Aufgabe:
Welche Form empfiehlt der Text zur Schlichtungsabrede für eine solche Abrede?

Vorliegender Text:
====

Schlichtungsklausel / Schlichtungsvertrag

Die Schlichtungsabrede bildet der Oberbegriff für nachgenannte Abreden, die sich durch den Anlass der Parteieinigung unterscheiden (siehe Kursivschrift).

Schlichtungsklausel

Die Schlichtungsklausel charakterisiert sich durch folgende Begebenheiten:

  • Klausel in einem Vertrag oder Statut
  • Vorstufe zur
    • Mediation und/oder
    • staatlichen Gerichtsbarkeit oder
    • Schiedsgerichtsbarkeit
  • Keine Unterwerfung unter eine Dritt-Entscheidung
  • künftiger Streit.

Schlichtungsvertrag

Der Schlichtungsvertrag charakterisiert sich durch folgende Kriterien:

  • vom ursprünglichen Vertrag oder Statut separate Vereinbarung
  • Vorstufe zur
    • Mediation und/oder
    • staatlichen Gerichtsbarkeit oder
    • Schiedsgerichtsbarkeit
  • Keine Unterwerfung unter eine Dritt-Entscheidung
  • bereits ausgebrochener Streit.

Form der Schlichtungsabrede

Es wird die Schriftform empfohlen.

Rechtsnachfolge

Die Schlichtungsabrede geht in den Fällen einer Universalsukzession (Fusion, Spaltung, Vererbung uam) auf den Rechtsnachfolger über und bleibt für diesen verbindlich. Die Schlichtungsabrede bleibt in solchen Fällen also vollinhaltlich in Kraft.

Im Falle der Singularsukzession, d.h. wo einzelne Rechte oder Gegenstände erworben werden (sog. asset deal), muss sich der Erwerber durch Uebernahme der Schlichtungsabrede oder durch eine neue Schlichtungs-Vereinbarung dazu verpflichten, einen möglichen Streit in einer Einigungsverhandlung schlichten zu lassen.

====

Extrahierte Daten:
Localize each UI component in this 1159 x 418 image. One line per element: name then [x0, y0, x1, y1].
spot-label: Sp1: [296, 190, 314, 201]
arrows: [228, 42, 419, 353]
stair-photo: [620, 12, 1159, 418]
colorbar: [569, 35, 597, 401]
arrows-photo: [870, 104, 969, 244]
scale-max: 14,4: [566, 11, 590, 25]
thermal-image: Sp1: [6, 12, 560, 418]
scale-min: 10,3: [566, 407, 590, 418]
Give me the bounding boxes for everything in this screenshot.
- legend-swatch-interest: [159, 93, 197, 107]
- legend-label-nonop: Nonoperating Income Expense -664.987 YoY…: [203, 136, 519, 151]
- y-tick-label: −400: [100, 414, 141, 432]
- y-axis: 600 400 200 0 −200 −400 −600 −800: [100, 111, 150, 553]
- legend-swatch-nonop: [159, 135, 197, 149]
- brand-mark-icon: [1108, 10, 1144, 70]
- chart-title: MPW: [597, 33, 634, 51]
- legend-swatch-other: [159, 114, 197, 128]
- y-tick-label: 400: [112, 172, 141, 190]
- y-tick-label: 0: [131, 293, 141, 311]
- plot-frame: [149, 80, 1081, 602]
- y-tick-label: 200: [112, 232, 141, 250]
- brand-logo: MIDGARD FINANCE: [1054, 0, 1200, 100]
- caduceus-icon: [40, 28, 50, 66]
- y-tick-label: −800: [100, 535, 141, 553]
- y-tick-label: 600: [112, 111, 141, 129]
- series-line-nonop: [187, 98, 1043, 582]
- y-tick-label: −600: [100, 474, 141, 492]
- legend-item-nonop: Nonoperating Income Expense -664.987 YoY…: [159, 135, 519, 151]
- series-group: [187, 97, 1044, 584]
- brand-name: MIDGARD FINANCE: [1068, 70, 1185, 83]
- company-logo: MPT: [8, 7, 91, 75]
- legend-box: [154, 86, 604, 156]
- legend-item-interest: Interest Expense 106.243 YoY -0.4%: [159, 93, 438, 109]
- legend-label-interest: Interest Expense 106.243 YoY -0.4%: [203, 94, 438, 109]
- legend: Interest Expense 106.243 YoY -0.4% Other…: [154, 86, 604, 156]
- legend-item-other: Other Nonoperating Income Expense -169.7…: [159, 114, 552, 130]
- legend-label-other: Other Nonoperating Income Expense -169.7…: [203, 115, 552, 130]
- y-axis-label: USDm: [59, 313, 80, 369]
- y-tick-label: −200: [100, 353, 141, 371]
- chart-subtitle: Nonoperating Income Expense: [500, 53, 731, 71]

====

Antwort:
Die Schriftform.